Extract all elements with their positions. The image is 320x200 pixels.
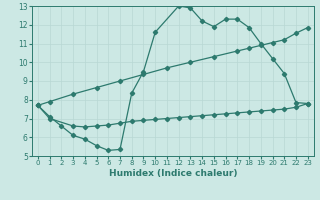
X-axis label: Humidex (Indice chaleur): Humidex (Indice chaleur): [108, 169, 237, 178]
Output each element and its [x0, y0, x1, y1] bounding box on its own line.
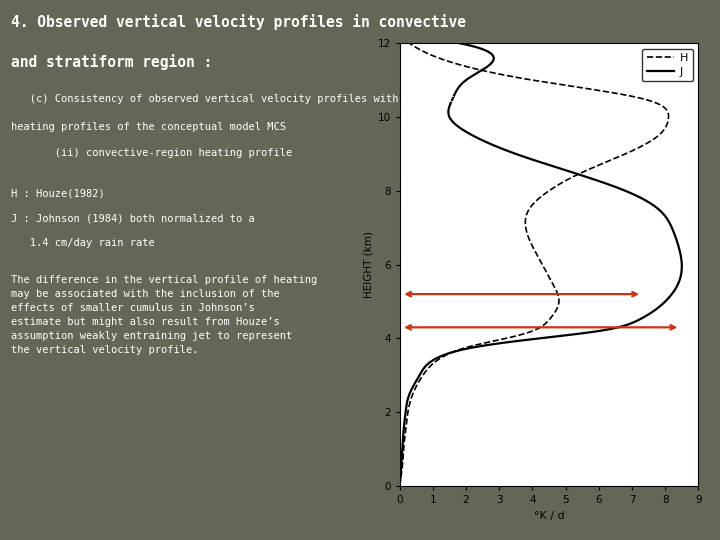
X-axis label: °K / d: °K / d	[534, 511, 564, 521]
J	[507, 339, 516, 345]
J	[542, 161, 551, 167]
H	[597, 161, 606, 167]
H	[552, 307, 560, 314]
Text: (ii) convective-region heating profile: (ii) convective-region heating profile	[11, 148, 292, 159]
J	[650, 307, 659, 314]
H	[591, 163, 600, 170]
H	[486, 339, 495, 345]
Text: (c) Consistency of observed vertical velocity profiles with large-scale: (c) Consistency of observed vertical vel…	[11, 94, 473, 105]
H	[401, 429, 410, 436]
Text: 4. Observed vertical velocity profiles in convective: 4. Observed vertical velocity profiles i…	[11, 14, 466, 30]
Text: The difference in the vertical profile of heating
may be associated with the inc: The difference in the vertical profile o…	[11, 275, 317, 355]
Text: 1.4 cm/day rain rate: 1.4 cm/day rain rate	[11, 238, 155, 248]
Text: heating profiles of the conceptual model MCS: heating profiles of the conceptual model…	[11, 122, 286, 132]
Text: J : Johnson (1984) both normalized to a: J : Johnson (1984) both normalized to a	[11, 213, 255, 224]
Line: J: J	[400, 43, 682, 486]
J	[549, 163, 558, 170]
H	[395, 483, 404, 489]
Text: H : Houze(1982): H : Houze(1982)	[11, 189, 104, 199]
J	[399, 429, 408, 436]
J	[455, 40, 464, 46]
H	[526, 204, 535, 211]
Y-axis label: HEIGHT (km): HEIGHT (km)	[363, 231, 373, 298]
Legend: H, J: H, J	[642, 49, 693, 81]
H	[405, 40, 414, 46]
J	[395, 483, 404, 489]
Line: H: H	[400, 43, 669, 486]
J	[652, 204, 661, 211]
Text: and stratiform region :: and stratiform region :	[11, 54, 212, 70]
============
## Task
Copy all the entries above, putting "rainfall rate" wherever "rain rate" appears and leaving everything else as it is. Leave the pictures out.

## Response to the task
Extract all elements with their positions. The image is 320x200 pixels.
X-axis label: Humidex (Indice chaleur): Humidex (Indice chaleur): [108, 169, 237, 178]
Output each element and its [x0, y0, x1, y1] bounding box on its own line.
X-axis label: °K / d: °K / d	[534, 511, 564, 521]
J	[507, 339, 516, 345]
J	[542, 161, 551, 167]
H	[597, 161, 606, 167]
H	[552, 307, 560, 314]
Text: (ii) convective-region heating profile: (ii) convective-region heating profile	[11, 148, 292, 159]
J	[650, 307, 659, 314]
H	[591, 163, 600, 170]
H	[486, 339, 495, 345]
Text: (c) Consistency of observed vertical velocity profiles with large-scale: (c) Consistency of observed vertical vel…	[11, 94, 473, 105]
H	[401, 429, 410, 436]
Text: 4. Observed vertical velocity profiles in convective: 4. Observed vertical velocity profiles i…	[11, 14, 466, 30]
Text: The difference in the vertical profile of heating
may be associated with the inc: The difference in the vertical profile o…	[11, 275, 317, 355]
Text: 1.4 cm/day rainfall rate: 1.4 cm/day rainfall rate	[11, 238, 155, 248]
Text: heating profiles of the conceptual model MCS: heating profiles of the conceptual model…	[11, 122, 286, 132]
Text: J : Johnson (1984) both normalized to a: J : Johnson (1984) both normalized to a	[11, 213, 255, 224]
Line: J: J	[400, 43, 682, 486]
J	[549, 163, 558, 170]
H	[395, 483, 404, 489]
Text: H : Houze(1982): H : Houze(1982)	[11, 189, 104, 199]
J	[399, 429, 408, 436]
J	[455, 40, 464, 46]
H	[526, 204, 535, 211]
Y-axis label: HEIGHT (km): HEIGHT (km)	[363, 231, 373, 298]
Legend: H, J: H, J	[642, 49, 693, 81]
H	[405, 40, 414, 46]
J	[395, 483, 404, 489]
Line: H: H	[400, 43, 669, 486]
J	[652, 204, 661, 211]
Text: and stratiform region :: and stratiform region :	[11, 54, 212, 70]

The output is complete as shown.